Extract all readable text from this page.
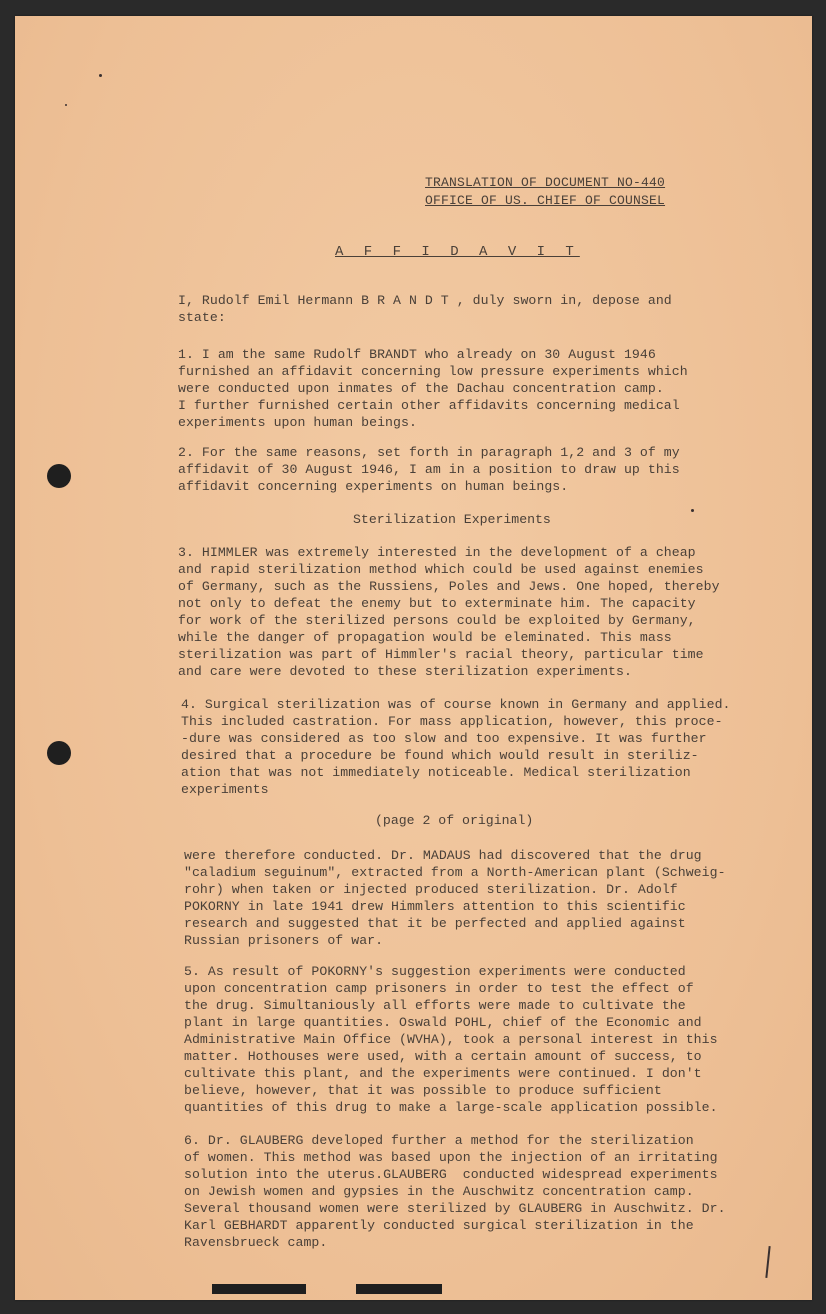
TRANSLATION OF DOCUMENT NO-440
OFFICE OF US. CHIEF OF COUNSEL
A F F I D A V I T
I, Rudolf Emil Hermann B R A N D T , duly sworn in, depose and
state:
1. I am the same Rudolf BRANDT who already on 30 August 1946
furnished an affidavit concerning low pressure experiments which
were conducted upon inmates of the Dachau concentration camp.
I further furnished certain other affidavits concerning medical
experiments upon human beings.
2. For the same reasons, set forth in paragraph 1,2 and 3 of my
affidavit of 30 August 1946, I am in a position to draw up this
affidavit concerning experiments on human beings.
Sterilization Experiments
3. HIMMLER was extremely interested in the development of a cheap
and rapid sterilization method which could be used against enemies
of Germany, such as the Russiens, Poles and Jews. One hoped, thereby
not only to defeat the enemy but to exterminate him. The capacity
for work of the sterilized persons could be exploited by Germany,
while the danger of propagation would be eleminated. This mass
sterilization was part of Himmler's racial theory, particular time
and care were devoted to these sterilization experiments.
4. Surgical sterilization was of course known in Germany and applied.
This included castration. For mass application, however, this proce-
-dure was considered as too slow and too expensive. It was further
desired that a procedure be found which would result in steriliz-
ation that was not immediately noticeable. Medical sterilization
experiments
(page 2 of original)
were therefore conducted. Dr. MADAUS had discovered that the drug
"caladium seguinum", extracted from a North-American plant (Schweig-
rohr) when taken or injected produced sterilization. Dr. Adolf
POKORNY in late 1941 drew Himmlers attention to this scientific
research and suggested that it be perfected and applied against
Russian prisoners of war.
5. As result of POKORNY's suggestion experiments were conducted
upon concentration camp prisoners in order to test the effect of
the drug. Simultaniously all efforts were made to cultivate the
plant in large quantities. Oswald POHL, chief of the Economic and
Administrative Main Office (WVHA), took a personal interest in this
matter. Hothouses were used, with a certain amount of success, to
cultivate this plant, and the experiments were continued. I don't
believe, however, that it was possible to produce sufficient
quantities of this drug to make a large-scale application possible.
6. Dr. GLAUBERG developed further a method for the sterilization
of women. This method was based upon the injection of an irritating
solution into the uterus.GLAUBERG  conducted widespread experiments
on Jewish women and gypsies in the Auschwitz concentration camp.
Several thousand women were sterilized by GLAUBERG in Auschwitz. Dr.
Karl GEBHARDT apparently conducted surgical sterilization in the
Ravensbrueck camp.
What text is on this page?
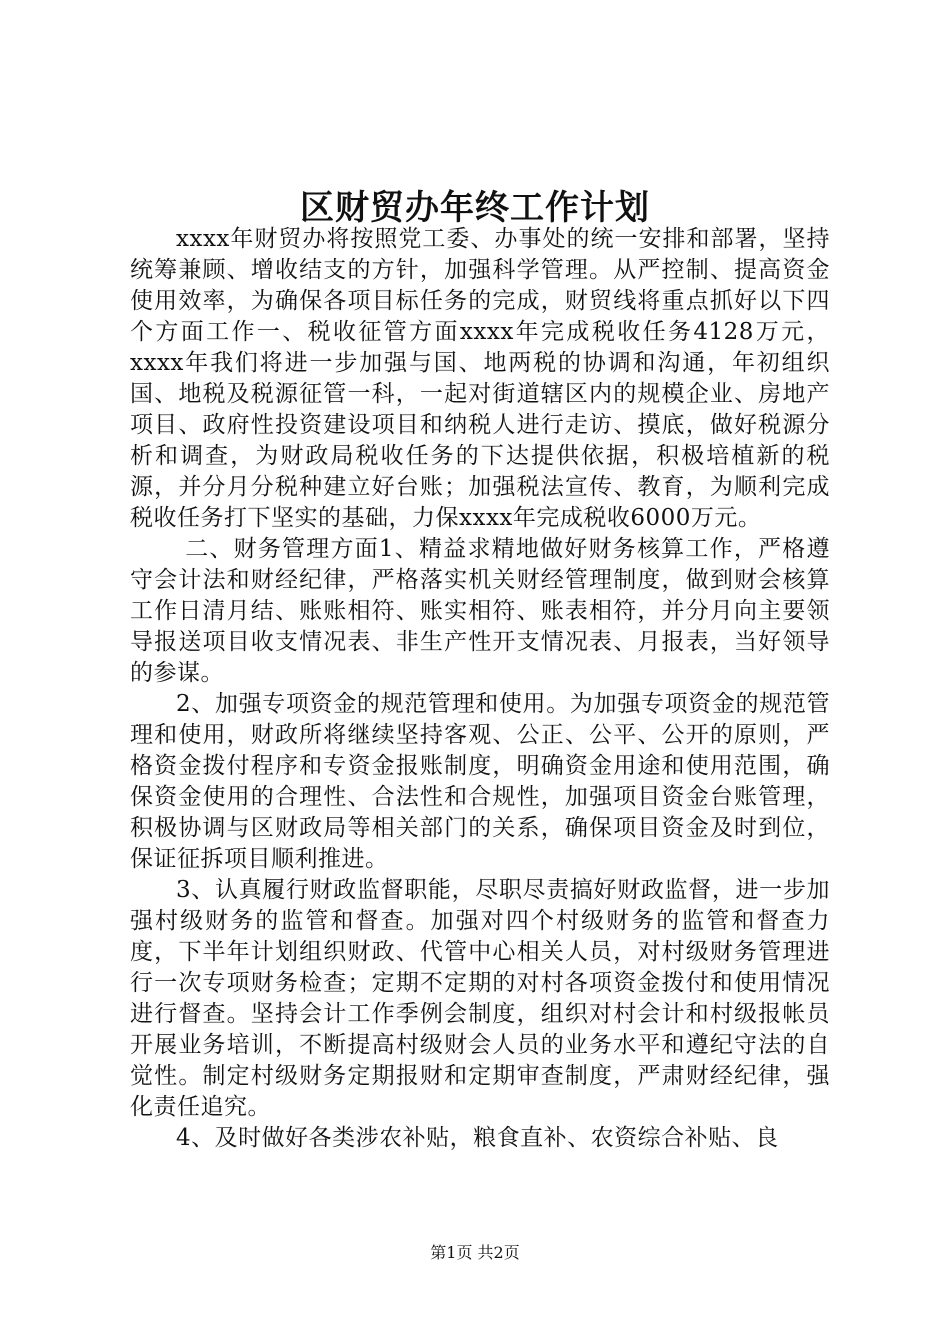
区财贸办年终工作计划

xxxx年财贸办将按照党工委、办事处的统一安排和部署，坚持统筹兼顾、增收结支的方针，加强科学管理。从严控制、提高资金使用效率，为确保各项目标任务的完成，财贸线将重点抓好以下四个方面工作一、税收征管方面xxxx年完成税收任务4128万元，xxxx年我们将进一步加强与国、地两税的协调和沟通，年初组织国、地税及税源征管一科，一起对街道辖区内的规模企业、房地产项目、政府性投资建设项目和纳税人进行走访、摸底，做好税源分析和调查，为财政局税收任务的下达提供依据，积极培植新的税源，并分月分税种建立好台账；加强税法宣传、教育，为顺利完成税收任务打下坚实的基础，力保xxxx年完成税收6000万元。

二、财务管理方面1、精益求精地做好财务核算工作，严格遵守会计法和财经纪律，严格落实机关财经管理制度，做到财会核算工作日清月结、账账相符、账实相符、账表相符，并分月向主要领导报送项目收支情况表、非生产性开支情况表、月报表，当好领导的参谋。

2、加强专项资金的规范管理和使用。为加强专项资金的规范管理和使用，财政所将继续坚持客观、公正、公平、公开的原则，严格资金拨付程序和专资金报账制度，明确资金用途和使用范围，确保资金使用的合理性、合法性和合规性，加强项目资金台账管理，积极协调与区财政局等相关部门的关系，确保项目资金及时到位，保证征拆项目顺利推进。

3、认真履行财政监督职能，尽职尽责搞好财政监督，进一步加强村级财务的监管和督查。加强对四个村级财务的监管和督查力度，下半年计划组织财政、代管中心相关人员，对村级财务管理进行一次专项财务检查；定期不定期的对村各项资金拨付和使用情况进行督查。坚持会计工作季例会制度，组织对村会计和村级报帐员开展业务培训，不断提高村级财会人员的业务水平和遵纪守法的自觉性。制定村级财务定期报财和定期审查制度，严肃财经纪律，强化责任追究。

4、及时做好各类涉农补贴，粮食直补、农资综合补贴、良

第1页 共2页
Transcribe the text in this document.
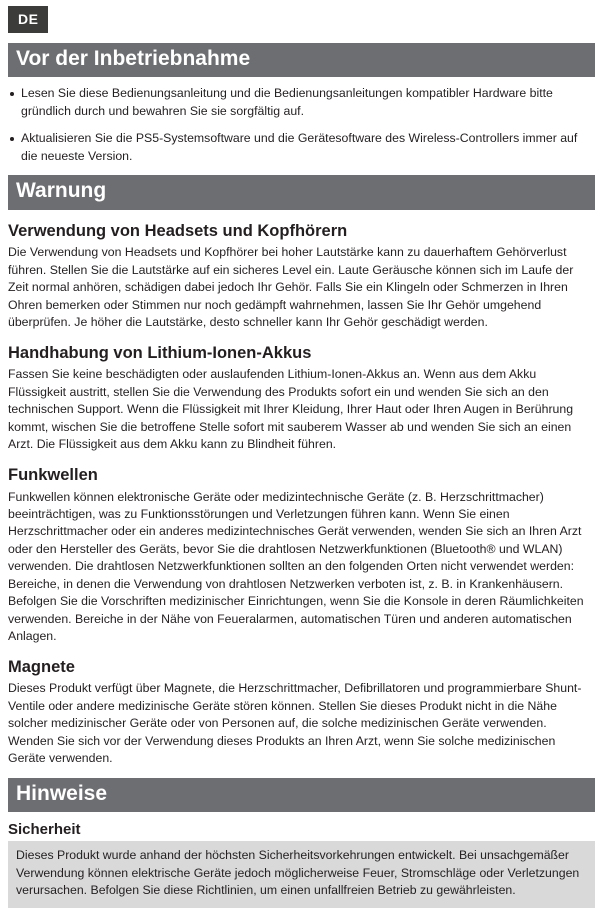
DE
Vor der Inbetriebnahme
Lesen Sie diese Bedienungsanleitung und die Bedienungsanleitungen kompatibler Hardware bitte gründlich durch und bewahren Sie sie sorgfältig auf.
Aktualisieren Sie die PS5-Systemsoftware und die Gerätesoftware des Wireless-Controllers immer auf die neueste Version.
Warnung
Verwendung von Headsets und Kopfhörern

Die Verwendung von Headsets und Kopfhörer bei hoher Lautstärke kann zu dauerhaftem Gehörverlust führen. Stellen Sie die Lautstärke auf ein sicheres Level ein. Laute Geräusche können sich im Laufe der Zeit normal anhören, schädigen dabei jedoch Ihr Gehör. Falls Sie ein Klingeln oder Schmerzen in Ihren Ohren bemerken oder Stimmen nur noch gedämpft wahrnehmen, lassen Sie Ihr Gehör umgehend überprüfen. Je höher die Lautstärke, desto schneller kann Ihr Gehör geschädigt werden.

Handhabung von Lithium-Ionen-Akkus

Fassen Sie keine beschädigten oder auslaufenden Lithium-Ionen-Akkus an. Wenn aus dem Akku Flüssigkeit austritt, stellen Sie die Verwendung des Produkts sofort ein und wenden Sie sich an den technischen Support. Wenn die Flüssigkeit mit Ihrer Kleidung, Ihrer Haut oder Ihren Augen in Berührung kommt, wischen Sie die betroffene Stelle sofort mit sauberem Wasser ab und wenden Sie sich an einen Arzt. Die Flüssigkeit aus dem Akku kann zu Blindheit führen.

Funkwellen

Funkwellen können elektronische Geräte oder medizintechnische Geräte (z. B. Herzschrittmacher) beeinträchtigen, was zu Funktionsstörungen und Verletzungen führen kann. Wenn Sie einen Herzschrittmacher oder ein anderes medizintechnisches Gerät verwenden, wenden Sie sich an Ihren Arzt oder den Hersteller des Geräts, bevor Sie die drahtlosen Netzwerkfunktionen (Bluetooth® und WLAN) verwenden. Die drahtlosen Netzwerkfunktionen sollten an den folgenden Orten nicht verwendet werden: Bereiche, in denen die Verwendung von drahtlosen Netzwerken verboten ist, z. B. in Krankenhäusern. Befolgen Sie die Vorschriften medizinischer Einrichtungen, wenn Sie die Konsole in deren Räumlichkeiten verwenden. Bereiche in der Nähe von Feueralarmen, automatischen Türen und anderen automatischen Anlagen.

Magnete

Dieses Produkt verfügt über Magnete, die Herzschrittmacher, Defibrillatoren und programmierbare Shunt-Ventile oder andere medizinische Geräte stören können. Stellen Sie dieses Produkt nicht in die Nähe solcher medizinischer Geräte oder von Personen auf, die solche medizinischen Geräte verwenden. Wenden Sie sich vor der Verwendung dieses Produkts an Ihren Arzt, wenn Sie solche medizinischen Geräte verwenden.

Hinweise
Sicherheit

Dieses Produkt wurde anhand der höchsten Sicherheitsvorkehrungen entwickelt. Bei unsachgemäßer Verwendung können elektrische Geräte jedoch möglicherweise Feuer, Stromschläge oder Verletzungen verursachen. Befolgen Sie diese Richtlinien, um einen unfallfreien Betrieb zu gewährleisten.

=== TASK DIRECTIONS ===
Copy each line of the records above that carries the word "beings".

=== EXPECTED ANSWER ===
experiments upon human beings.
affidavit concerning experiments on human beings.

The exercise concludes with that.